_STATED GOAL_
Without the pictures, give the entries below again exactly as written.

==========

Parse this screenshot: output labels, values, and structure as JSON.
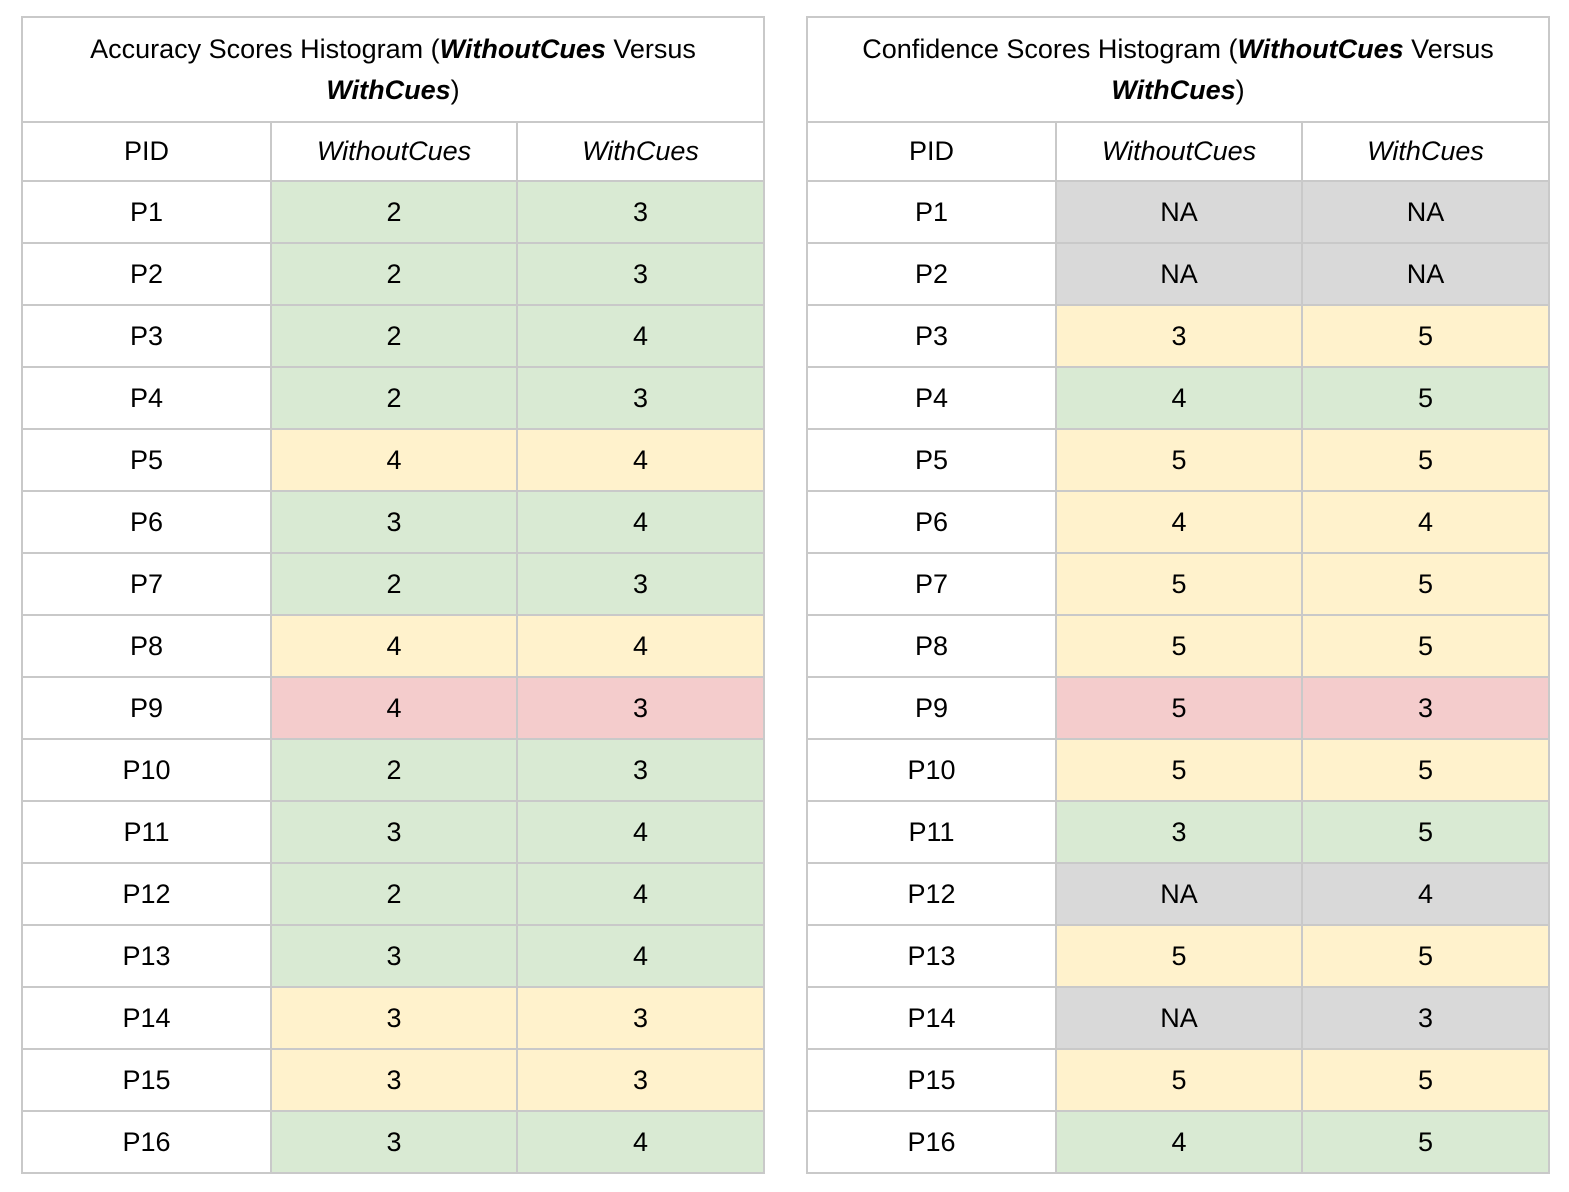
{
  "colors": {
    "green": "#d9ead3",
    "yellow": "#fff2cc",
    "red": "#f4cccc",
    "gray": "#d9d9d9",
    "border": "#c9c9c9",
    "text": "#000000",
    "background": "#ffffff"
  },
  "tables": [
    {
      "name": "accuracy",
      "title": {
        "prefix": "Accuracy Scores Histogram (",
        "em1": "WithoutCues",
        "mid": " Versus ",
        "em2": "WithCues",
        "suffix": ")"
      },
      "columns": [
        {
          "label": "PID",
          "italic": false
        },
        {
          "label": "WithoutCues",
          "italic": true
        },
        {
          "label": "WithCues",
          "italic": true
        }
      ],
      "rows": [
        {
          "pid": "P1",
          "without_cues": "2",
          "with_cues": "3",
          "highlight": "green"
        },
        {
          "pid": "P2",
          "without_cues": "2",
          "with_cues": "3",
          "highlight": "green"
        },
        {
          "pid": "P3",
          "without_cues": "2",
          "with_cues": "4",
          "highlight": "green"
        },
        {
          "pid": "P4",
          "without_cues": "2",
          "with_cues": "3",
          "highlight": "green"
        },
        {
          "pid": "P5",
          "without_cues": "4",
          "with_cues": "4",
          "highlight": "yellow"
        },
        {
          "pid": "P6",
          "without_cues": "3",
          "with_cues": "4",
          "highlight": "green"
        },
        {
          "pid": "P7",
          "without_cues": "2",
          "with_cues": "3",
          "highlight": "green"
        },
        {
          "pid": "P8",
          "without_cues": "4",
          "with_cues": "4",
          "highlight": "yellow"
        },
        {
          "pid": "P9",
          "without_cues": "4",
          "with_cues": "3",
          "highlight": "red"
        },
        {
          "pid": "P10",
          "without_cues": "2",
          "with_cues": "3",
          "highlight": "green"
        },
        {
          "pid": "P11",
          "without_cues": "3",
          "with_cues": "4",
          "highlight": "green"
        },
        {
          "pid": "P12",
          "without_cues": "2",
          "with_cues": "4",
          "highlight": "green"
        },
        {
          "pid": "P13",
          "without_cues": "3",
          "with_cues": "4",
          "highlight": "green"
        },
        {
          "pid": "P14",
          "without_cues": "3",
          "with_cues": "3",
          "highlight": "yellow"
        },
        {
          "pid": "P15",
          "without_cues": "3",
          "with_cues": "3",
          "highlight": "yellow"
        },
        {
          "pid": "P16",
          "without_cues": "3",
          "with_cues": "4",
          "highlight": "green"
        }
      ]
    },
    {
      "name": "confidence",
      "title": {
        "prefix": "Confidence Scores Histogram (",
        "em1": "WithoutCues",
        "mid": " Versus ",
        "em2": "WithCues",
        "suffix": ")"
      },
      "columns": [
        {
          "label": "PID",
          "italic": false
        },
        {
          "label": "WithoutCues",
          "italic": true
        },
        {
          "label": "WithCues",
          "italic": true
        }
      ],
      "rows": [
        {
          "pid": "P1",
          "without_cues": "NA",
          "with_cues": "NA",
          "highlight": "gray"
        },
        {
          "pid": "P2",
          "without_cues": "NA",
          "with_cues": "NA",
          "highlight": "gray"
        },
        {
          "pid": "P3",
          "without_cues": "3",
          "with_cues": "5",
          "highlight": "yellow"
        },
        {
          "pid": "P4",
          "without_cues": "4",
          "with_cues": "5",
          "highlight": "green"
        },
        {
          "pid": "P5",
          "without_cues": "5",
          "with_cues": "5",
          "highlight": "yellow"
        },
        {
          "pid": "P6",
          "without_cues": "4",
          "with_cues": "4",
          "highlight": "yellow"
        },
        {
          "pid": "P7",
          "without_cues": "5",
          "with_cues": "5",
          "highlight": "yellow"
        },
        {
          "pid": "P8",
          "without_cues": "5",
          "with_cues": "5",
          "highlight": "yellow"
        },
        {
          "pid": "P9",
          "without_cues": "5",
          "with_cues": "3",
          "highlight": "red"
        },
        {
          "pid": "P10",
          "without_cues": "5",
          "with_cues": "5",
          "highlight": "yellow"
        },
        {
          "pid": "P11",
          "without_cues": "3",
          "with_cues": "5",
          "highlight": "green"
        },
        {
          "pid": "P12",
          "without_cues": "NA",
          "with_cues": "4",
          "highlight": "gray"
        },
        {
          "pid": "P13",
          "without_cues": "5",
          "with_cues": "5",
          "highlight": "yellow"
        },
        {
          "pid": "P14",
          "without_cues": "NA",
          "with_cues": "3",
          "highlight": "gray"
        },
        {
          "pid": "P15",
          "without_cues": "5",
          "with_cues": "5",
          "highlight": "yellow"
        },
        {
          "pid": "P16",
          "without_cues": "4",
          "with_cues": "5",
          "highlight": "green"
        }
      ]
    }
  ],
  "chart_data": [
    {
      "type": "table",
      "title": "Accuracy Scores Histogram (WithoutCues Versus WithCues)",
      "columns": [
        "PID",
        "WithoutCues",
        "WithCues"
      ],
      "rows": [
        [
          "P1",
          2,
          3
        ],
        [
          "P2",
          2,
          3
        ],
        [
          "P3",
          2,
          4
        ],
        [
          "P4",
          2,
          3
        ],
        [
          "P5",
          4,
          4
        ],
        [
          "P6",
          3,
          4
        ],
        [
          "P7",
          2,
          3
        ],
        [
          "P8",
          4,
          4
        ],
        [
          "P9",
          4,
          3
        ],
        [
          "P10",
          2,
          3
        ],
        [
          "P11",
          3,
          4
        ],
        [
          "P12",
          2,
          4
        ],
        [
          "P13",
          3,
          4
        ],
        [
          "P14",
          3,
          3
        ],
        [
          "P15",
          3,
          3
        ],
        [
          "P16",
          3,
          4
        ]
      ],
      "row_highlights": [
        "green",
        "green",
        "green",
        "green",
        "yellow",
        "green",
        "green",
        "yellow",
        "red",
        "green",
        "green",
        "green",
        "green",
        "yellow",
        "yellow",
        "green"
      ]
    },
    {
      "type": "table",
      "title": "Confidence Scores Histogram (WithoutCues Versus WithCues)",
      "columns": [
        "PID",
        "WithoutCues",
        "WithCues"
      ],
      "rows": [
        [
          "P1",
          "NA",
          "NA"
        ],
        [
          "P2",
          "NA",
          "NA"
        ],
        [
          "P3",
          3,
          5
        ],
        [
          "P4",
          4,
          5
        ],
        [
          "P5",
          5,
          5
        ],
        [
          "P6",
          4,
          4
        ],
        [
          "P7",
          5,
          5
        ],
        [
          "P8",
          5,
          5
        ],
        [
          "P9",
          5,
          3
        ],
        [
          "P10",
          5,
          5
        ],
        [
          "P11",
          3,
          5
        ],
        [
          "P12",
          "NA",
          4
        ],
        [
          "P13",
          5,
          5
        ],
        [
          "P14",
          "NA",
          3
        ],
        [
          "P15",
          5,
          5
        ],
        [
          "P16",
          4,
          5
        ]
      ],
      "row_highlights": [
        "gray",
        "gray",
        "yellow",
        "green",
        "yellow",
        "yellow",
        "yellow",
        "yellow",
        "red",
        "yellow",
        "green",
        "gray",
        "yellow",
        "gray",
        "yellow",
        "green"
      ]
    }
  ]
}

==========

_WRITTEN ANSWER_
Parse this screenshot: output labels, values, and structure as JSON.
{
  "colors": {
    "green": "#d9ead3",
    "yellow": "#fff2cc",
    "red": "#f4cccc",
    "gray": "#d9d9d9",
    "border": "#c9c9c9",
    "text": "#000000",
    "background": "#ffffff"
  },
  "tables": [
    {
      "name": "accuracy",
      "title": {
        "prefix": "Accuracy Scores Histogram (",
        "em1": "WithoutCues",
        "mid": " Versus ",
        "em2": "WithCues",
        "suffix": ")"
      },
      "columns": [
        {
          "label": "PID",
          "italic": false
        },
        {
          "label": "WithoutCues",
          "italic": true
        },
        {
          "label": "WithCues",
          "italic": true
        }
      ],
      "rows": [
        {
          "pid": "P1",
          "without_cues": "2",
          "with_cues": "3",
          "highlight": "green"
        },
        {
          "pid": "P2",
          "without_cues": "2",
          "with_cues": "3",
          "highlight": "green"
        },
        {
          "pid": "P3",
          "without_cues": "2",
          "with_cues": "4",
          "highlight": "green"
        },
        {
          "pid": "P4",
          "without_cues": "2",
          "with_cues": "3",
          "highlight": "green"
        },
        {
          "pid": "P5",
          "without_cues": "4",
          "with_cues": "4",
          "highlight": "yellow"
        },
        {
          "pid": "P6",
          "without_cues": "3",
          "with_cues": "4",
          "highlight": "green"
        },
        {
          "pid": "P7",
          "without_cues": "2",
          "with_cues": "3",
          "highlight": "green"
        },
        {
          "pid": "P8",
          "without_cues": "4",
          "with_cues": "4",
          "highlight": "yellow"
        },
        {
          "pid": "P9",
          "without_cues": "4",
          "with_cues": "3",
          "highlight": "red"
        },
        {
          "pid": "P10",
          "without_cues": "2",
          "with_cues": "3",
          "highlight": "green"
        },
        {
          "pid": "P11",
          "without_cues": "3",
          "with_cues": "4",
          "highlight": "green"
        },
        {
          "pid": "P12",
          "without_cues": "2",
          "with_cues": "4",
          "highlight": "green"
        },
        {
          "pid": "P13",
          "without_cues": "3",
          "with_cues": "4",
          "highlight": "green"
        },
        {
          "pid": "P14",
          "without_cues": "3",
          "with_cues": "3",
          "highlight": "yellow"
        },
        {
          "pid": "P15",
          "without_cues": "3",
          "with_cues": "3",
          "highlight": "yellow"
        },
        {
          "pid": "P16",
          "without_cues": "3",
          "with_cues": "4",
          "highlight": "green"
        }
      ]
    },
    {
      "name": "confidence",
      "title": {
        "prefix": "Confidence Scores Histogram (",
        "em1": "WithoutCues",
        "mid": " Versus ",
        "em2": "WithCues",
        "suffix": ")"
      },
      "columns": [
        {
          "label": "PID",
          "italic": false
        },
        {
          "label": "WithoutCues",
          "italic": true
        },
        {
          "label": "WithCues",
          "italic": true
        }
      ],
      "rows": [
        {
          "pid": "P1",
          "without_cues": "NA",
          "with_cues": "NA",
          "highlight": "gray"
        },
        {
          "pid": "P2",
          "without_cues": "NA",
          "with_cues": "NA",
          "highlight": "gray"
        },
        {
          "pid": "P3",
          "without_cues": "3",
          "with_cues": "5",
          "highlight": "yellow"
        },
        {
          "pid": "P4",
          "without_cues": "4",
          "with_cues": "5",
          "highlight": "green"
        },
        {
          "pid": "P5",
          "without_cues": "5",
          "with_cues": "5",
          "highlight": "yellow"
        },
        {
          "pid": "P6",
          "without_cues": "4",
          "with_cues": "4",
          "highlight": "yellow"
        },
        {
          "pid": "P7",
          "without_cues": "5",
          "with_cues": "5",
          "highlight": "yellow"
        },
        {
          "pid": "P8",
          "without_cues": "5",
          "with_cues": "5",
          "highlight": "yellow"
        },
        {
          "pid": "P9",
          "without_cues": "5",
          "with_cues": "3",
          "highlight": "red"
        },
        {
          "pid": "P10",
          "without_cues": "5",
          "with_cues": "5",
          "highlight": "yellow"
        },
        {
          "pid": "P11",
          "without_cues": "3",
          "with_cues": "5",
          "highlight": "green"
        },
        {
          "pid": "P12",
          "without_cues": "NA",
          "with_cues": "4",
          "highlight": "gray"
        },
        {
          "pid": "P13",
          "without_cues": "5",
          "with_cues": "5",
          "highlight": "yellow"
        },
        {
          "pid": "P14",
          "without_cues": "NA",
          "with_cues": "3",
          "highlight": "gray"
        },
        {
          "pid": "P15",
          "without_cues": "5",
          "with_cues": "5",
          "highlight": "yellow"
        },
        {
          "pid": "P16",
          "without_cues": "4",
          "with_cues": "5",
          "highlight": "green"
        }
      ]
    }
  ],
  "chart_data": [
    {
      "type": "table",
      "title": "Accuracy Scores Histogram (WithoutCues Versus WithCues)",
      "columns": [
        "PID",
        "WithoutCues",
        "WithCues"
      ],
      "rows": [
        [
          "P1",
          2,
          3
        ],
        [
          "P2",
          2,
          3
        ],
        [
          "P3",
          2,
          4
        ],
        [
          "P4",
          2,
          3
        ],
        [
          "P5",
          4,
          4
        ],
        [
          "P6",
          3,
          4
        ],
        [
          "P7",
          2,
          3
        ],
        [
          "P8",
          4,
          4
        ],
        [
          "P9",
          4,
          3
        ],
        [
          "P10",
          2,
          3
        ],
        [
          "P11",
          3,
          4
        ],
        [
          "P12",
          2,
          4
        ],
        [
          "P13",
          3,
          4
        ],
        [
          "P14",
          3,
          3
        ],
        [
          "P15",
          3,
          3
        ],
        [
          "P16",
          3,
          4
        ]
      ],
      "row_highlights": [
        "green",
        "green",
        "green",
        "green",
        "yellow",
        "green",
        "green",
        "yellow",
        "red",
        "green",
        "green",
        "green",
        "green",
        "yellow",
        "yellow",
        "green"
      ]
    },
    {
      "type": "table",
      "title": "Confidence Scores Histogram (WithoutCues Versus WithCues)",
      "columns": [
        "PID",
        "WithoutCues",
        "WithCues"
      ],
      "rows": [
        [
          "P1",
          "NA",
          "NA"
        ],
        [
          "P2",
          "NA",
          "NA"
        ],
        [
          "P3",
          3,
          5
        ],
        [
          "P4",
          4,
          5
        ],
        [
          "P5",
          5,
          5
        ],
        [
          "P6",
          4,
          4
        ],
        [
          "P7",
          5,
          5
        ],
        [
          "P8",
          5,
          5
        ],
        [
          "P9",
          5,
          3
        ],
        [
          "P10",
          5,
          5
        ],
        [
          "P11",
          3,
          5
        ],
        [
          "P12",
          "NA",
          4
        ],
        [
          "P13",
          5,
          5
        ],
        [
          "P14",
          "NA",
          3
        ],
        [
          "P15",
          5,
          5
        ],
        [
          "P16",
          4,
          5
        ]
      ],
      "row_highlights": [
        "gray",
        "gray",
        "yellow",
        "green",
        "yellow",
        "yellow",
        "yellow",
        "yellow",
        "red",
        "yellow",
        "green",
        "gray",
        "yellow",
        "gray",
        "yellow",
        "green"
      ]
    }
  ]
}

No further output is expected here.